* [Exercise goal]: Extract all lines from the data beneath that include the word "движений".

* [The input]:

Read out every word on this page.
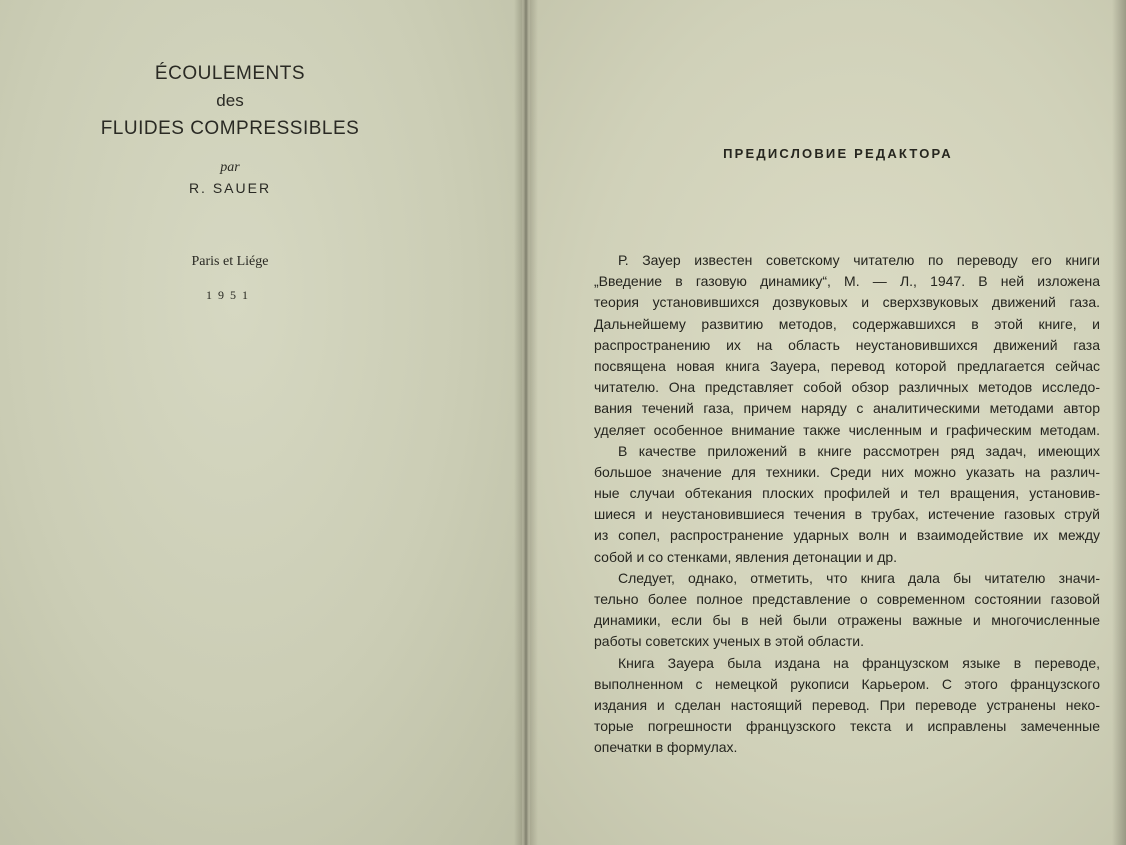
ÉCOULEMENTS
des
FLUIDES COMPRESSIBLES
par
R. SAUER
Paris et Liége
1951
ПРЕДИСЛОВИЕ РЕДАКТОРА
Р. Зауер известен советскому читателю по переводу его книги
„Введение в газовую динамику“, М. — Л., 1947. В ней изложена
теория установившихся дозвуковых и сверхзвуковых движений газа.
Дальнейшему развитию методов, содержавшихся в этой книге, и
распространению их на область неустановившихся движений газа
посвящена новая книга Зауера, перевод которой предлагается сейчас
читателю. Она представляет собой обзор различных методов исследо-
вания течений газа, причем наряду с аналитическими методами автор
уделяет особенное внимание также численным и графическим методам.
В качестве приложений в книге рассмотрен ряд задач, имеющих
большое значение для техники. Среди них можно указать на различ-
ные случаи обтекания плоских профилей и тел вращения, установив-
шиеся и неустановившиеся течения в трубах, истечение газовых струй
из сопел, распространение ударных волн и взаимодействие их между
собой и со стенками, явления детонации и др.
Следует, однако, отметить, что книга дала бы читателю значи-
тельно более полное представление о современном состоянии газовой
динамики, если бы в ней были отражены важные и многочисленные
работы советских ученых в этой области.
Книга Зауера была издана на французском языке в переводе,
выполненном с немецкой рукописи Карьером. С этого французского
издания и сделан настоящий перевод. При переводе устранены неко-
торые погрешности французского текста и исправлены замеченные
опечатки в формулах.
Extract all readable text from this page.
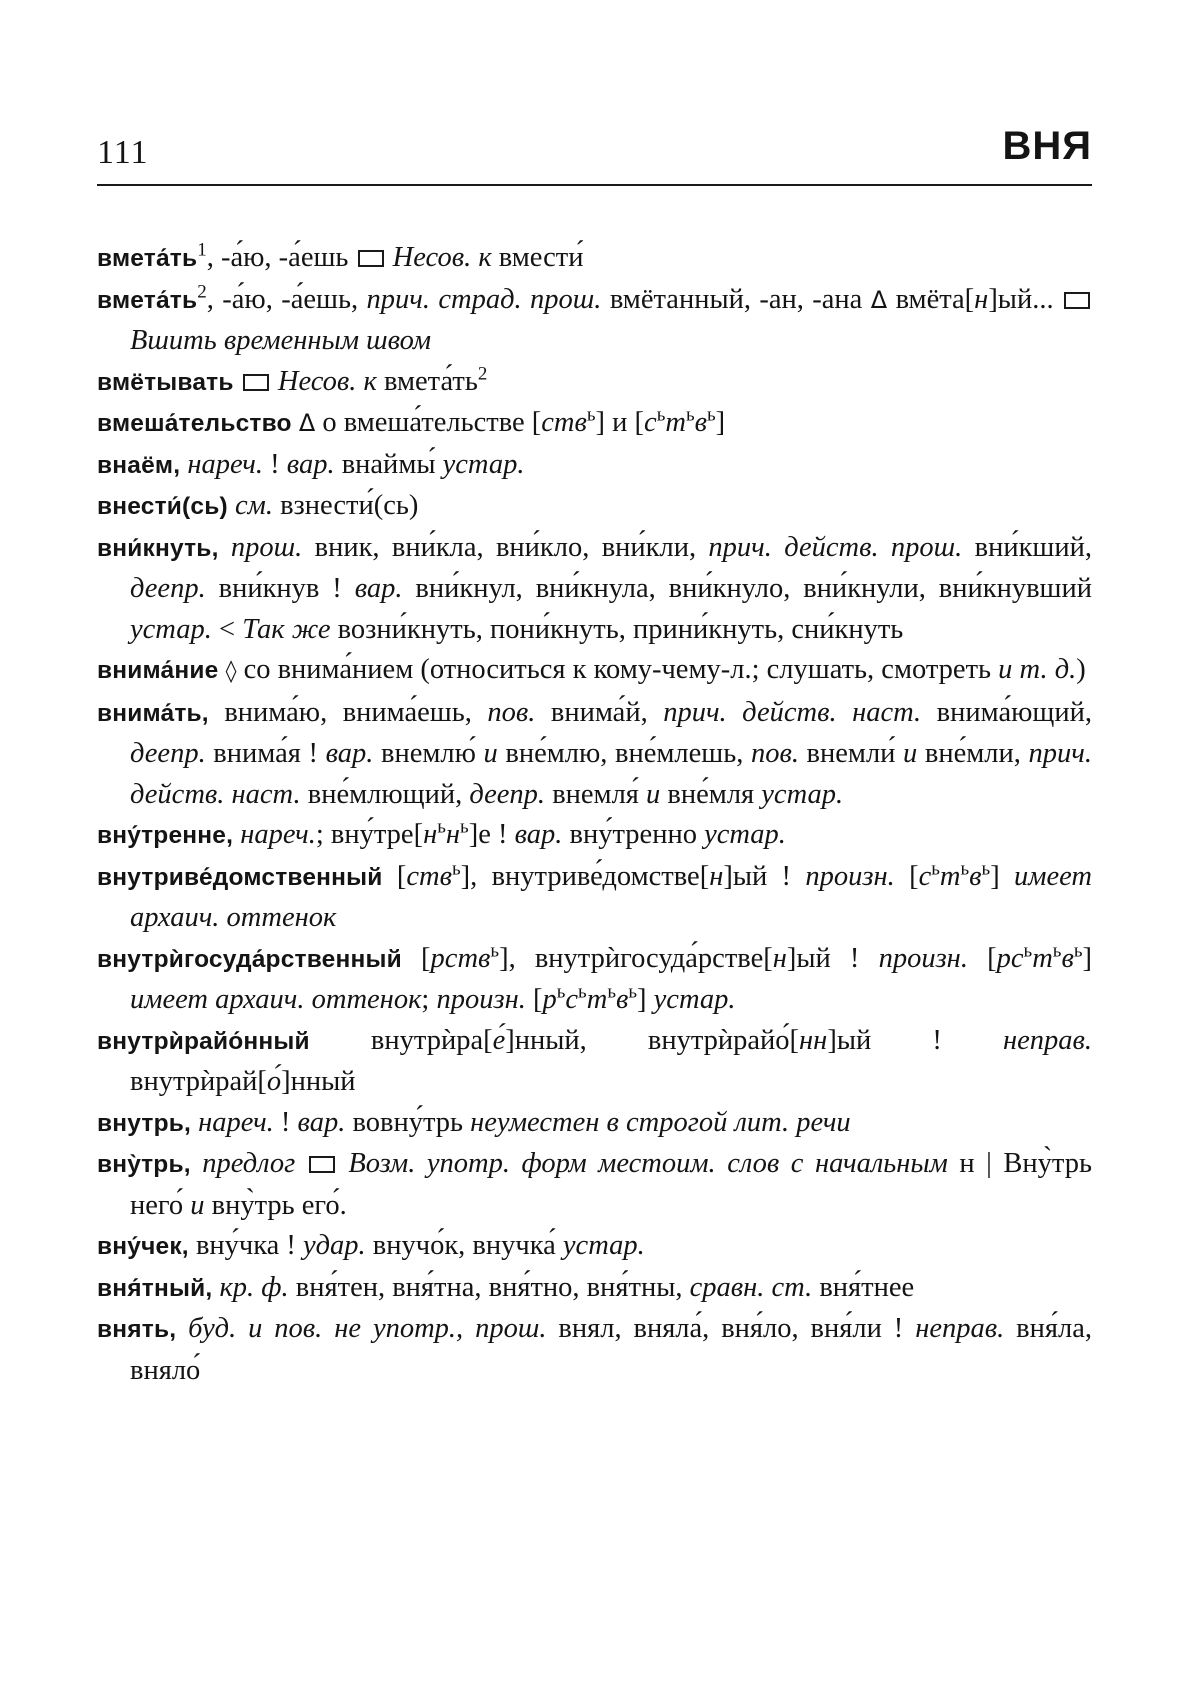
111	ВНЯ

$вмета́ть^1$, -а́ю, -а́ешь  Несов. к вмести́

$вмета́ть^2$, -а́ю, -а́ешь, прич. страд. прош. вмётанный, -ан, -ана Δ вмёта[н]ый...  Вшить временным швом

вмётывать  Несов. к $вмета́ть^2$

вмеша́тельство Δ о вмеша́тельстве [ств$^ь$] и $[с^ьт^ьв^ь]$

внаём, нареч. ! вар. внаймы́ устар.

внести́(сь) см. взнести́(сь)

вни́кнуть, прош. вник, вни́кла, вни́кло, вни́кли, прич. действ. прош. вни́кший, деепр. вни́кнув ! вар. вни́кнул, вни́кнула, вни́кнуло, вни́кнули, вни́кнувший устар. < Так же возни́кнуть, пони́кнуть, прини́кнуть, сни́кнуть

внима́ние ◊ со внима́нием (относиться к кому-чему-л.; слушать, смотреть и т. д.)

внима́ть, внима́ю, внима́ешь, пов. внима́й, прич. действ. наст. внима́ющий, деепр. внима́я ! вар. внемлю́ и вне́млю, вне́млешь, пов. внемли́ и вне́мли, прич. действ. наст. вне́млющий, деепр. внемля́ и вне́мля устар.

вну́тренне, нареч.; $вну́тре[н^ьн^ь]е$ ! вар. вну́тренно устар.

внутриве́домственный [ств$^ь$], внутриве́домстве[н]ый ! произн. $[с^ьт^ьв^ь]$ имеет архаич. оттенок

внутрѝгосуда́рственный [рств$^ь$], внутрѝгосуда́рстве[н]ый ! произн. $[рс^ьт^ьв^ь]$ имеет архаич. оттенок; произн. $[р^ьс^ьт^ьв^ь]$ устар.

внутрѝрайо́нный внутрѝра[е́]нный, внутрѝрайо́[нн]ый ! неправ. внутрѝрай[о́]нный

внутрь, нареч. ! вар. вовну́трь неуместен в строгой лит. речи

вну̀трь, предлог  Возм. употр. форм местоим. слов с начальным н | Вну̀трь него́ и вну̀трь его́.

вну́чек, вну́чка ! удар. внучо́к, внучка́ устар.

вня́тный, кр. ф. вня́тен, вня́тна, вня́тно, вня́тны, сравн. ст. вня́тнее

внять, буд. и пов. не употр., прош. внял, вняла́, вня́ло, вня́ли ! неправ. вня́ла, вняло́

* [Solved problem]:
теория установившихся дозвуковых и сверхзвуковых движений газа.
распространению их на область неустановившихся движений газа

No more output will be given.